=== Dataset excerpts ===
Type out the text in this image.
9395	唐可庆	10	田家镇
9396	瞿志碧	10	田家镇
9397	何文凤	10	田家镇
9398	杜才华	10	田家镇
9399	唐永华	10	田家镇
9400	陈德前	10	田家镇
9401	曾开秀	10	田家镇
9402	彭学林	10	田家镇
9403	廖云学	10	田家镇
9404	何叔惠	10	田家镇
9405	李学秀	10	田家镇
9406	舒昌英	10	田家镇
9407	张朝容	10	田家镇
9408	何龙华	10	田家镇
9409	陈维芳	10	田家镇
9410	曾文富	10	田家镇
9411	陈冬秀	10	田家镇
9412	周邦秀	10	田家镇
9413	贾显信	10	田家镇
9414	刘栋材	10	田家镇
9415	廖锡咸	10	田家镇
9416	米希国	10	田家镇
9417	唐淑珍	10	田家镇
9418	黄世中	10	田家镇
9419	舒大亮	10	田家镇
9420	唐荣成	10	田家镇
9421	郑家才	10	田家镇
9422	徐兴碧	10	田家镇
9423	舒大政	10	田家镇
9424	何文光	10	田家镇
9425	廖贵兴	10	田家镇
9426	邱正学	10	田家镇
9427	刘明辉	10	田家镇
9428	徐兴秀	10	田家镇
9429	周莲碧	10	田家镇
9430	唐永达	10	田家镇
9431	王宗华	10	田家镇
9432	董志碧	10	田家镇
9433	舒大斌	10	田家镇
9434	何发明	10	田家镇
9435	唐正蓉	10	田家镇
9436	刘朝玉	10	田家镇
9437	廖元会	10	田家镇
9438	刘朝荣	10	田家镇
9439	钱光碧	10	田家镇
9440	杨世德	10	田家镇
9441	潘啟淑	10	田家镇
===
#### [What to produce]
Output the entries exactly.

#### [Correct answer]
Type out the text in this image.
9395	唐可庆	10	田家镇
9396	瞿志碧	10	田家镇
9397	何文凤	10	田家镇
9398	杜才华	10	田家镇
9399	唐永华	10	田家镇
9400	陈德前	10	田家镇
9401	曾开秀	10	田家镇
9402	彭学林	10	田家镇
9403	廖云学	10	田家镇
9404	何叔惠	10	田家镇
9405	李学秀	10	田家镇
9406	舒昌英	10	田家镇
9407	张朝容	10	田家镇
9408	何龙华	10	田家镇
9409	陈维芳	10	田家镇
9410	曾文富	10	田家镇
9411	陈冬秀	10	田家镇
9412	周邦秀	10	田家镇
9413	贾显信	10	田家镇
9414	刘栋材	10	田家镇
9415	廖锡咸	10	田家镇
9416	米希国	10	田家镇
9417	唐淑珍	10	田家镇
9418	黄世中	10	田家镇
9419	舒大亮	10	田家镇
9420	唐荣成	10	田家镇
9421	郑家才	10	田家镇
9422	徐兴碧	10	田家镇
9423	舒大政	10	田家镇
9424	何文光	10	田家镇
9425	廖贵兴	10	田家镇
9426	邱正学	10	田家镇
9427	刘明辉	10	田家镇
9428	徐兴秀	10	田家镇
9429	周莲碧	10	田家镇
9430	唐永达	10	田家镇
9431	王宗华	10	田家镇
9432	董志碧	10	田家镇
9433	舒大斌	10	田家镇
9434	何发明	10	田家镇
9435	唐正蓉	10	田家镇
9436	刘朝玉	10	田家镇
9437	廖元会	10	田家镇
9438	刘朝荣	10	田家镇
9439	钱光碧	10	田家镇
9440	杨世德	10	田家镇
9441	潘啟淑	10	田家镇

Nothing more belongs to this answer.